- Directive
Output every line of the material exactly, omitting images.

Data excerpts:
---*---
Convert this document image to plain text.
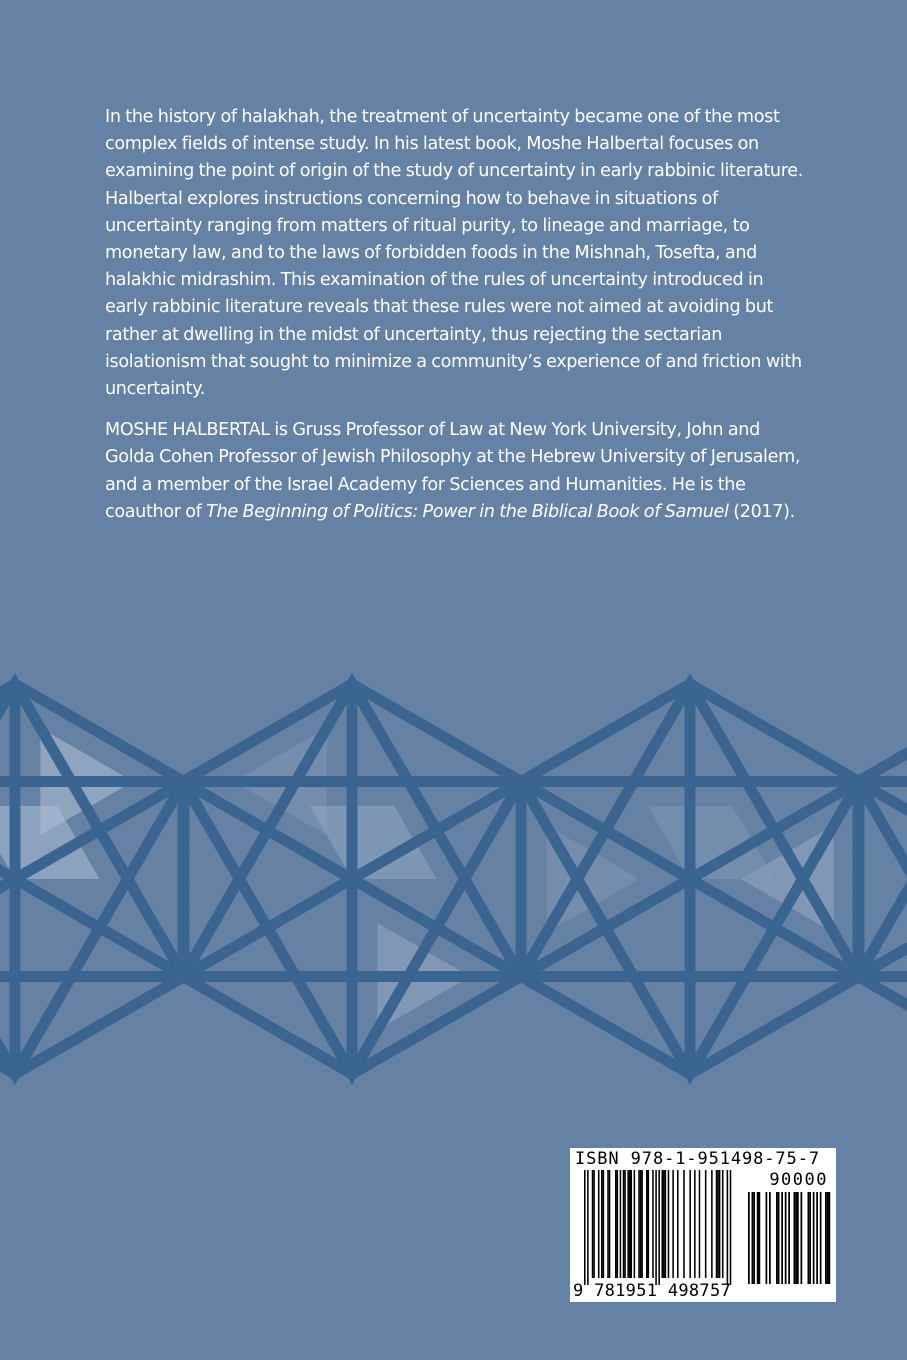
In the history of halakhah, the treatment of uncertainty became one of the most complex fields of intense study. In his latest book, Moshe Halbertal focuses on examining the point of origin of the study of uncertainty in early rabbinic literature. Halbertal explores instructions concerning how to behave in situations of uncertainty ranging from matters of ritual purity, to lineage and marriage, to monetary law, and to the laws of forbidden foods in the Mishnah, Tosefta, and halakhic midrashim. This examination of the rules of uncertainty introduced in early rabbinic literature reveals that these rules were not aimed at avoiding but rather at dwelling in the midst of uncertainty, thus rejecting the sectarian isolationism that sought to minimize a community’s experience of and friction with uncertainty.

MOSHE HALBERTAL is Gruss Professor of Law at New York University, John and Golda Cohen Professor of Jewish Philosophy at the Hebrew University of Jerusalem, and a member of the Israel Academy for Sciences and Humanities. He is the coauthor of The Beginning of Politics: Power in the Biblical Book of Samuel (2017).

ISBN 978-1-951498-75-7
90000
9 781951 498757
---*---
- Final answer
Convert this document image to plain text.
In the history of halakhah, the treatment of uncertainty became one of the most complex fields of intense study. In his latest book, Moshe Halbertal focuses on examining the point of origin of the study of uncertainty in early rabbinic literature. Halbertal explores instructions concerning how to behave in situations of uncertainty ranging from matters of ritual purity, to lineage and marriage, to monetary law, and to the laws of forbidden foods in the Mishnah, Tosefta, and halakhic midrashim. This examination of the rules of uncertainty introduced in early rabbinic literature reveals that these rules were not aimed at avoiding but rather at dwelling in the midst of uncertainty, thus rejecting the sectarian isolationism that sought to minimize a community’s experience of and friction with uncertainty.

MOSHE HALBERTAL is Gruss Professor of Law at New York University, John and Golda Cohen Professor of Jewish Philosophy at the Hebrew University of Jerusalem, and a member of the Israel Academy for Sciences and Humanities. He is the coauthor of The Beginning of Politics: Power in the Biblical Book of Samuel (2017).

ISBN 978-1-951498-75-7
90000
9 781951 498757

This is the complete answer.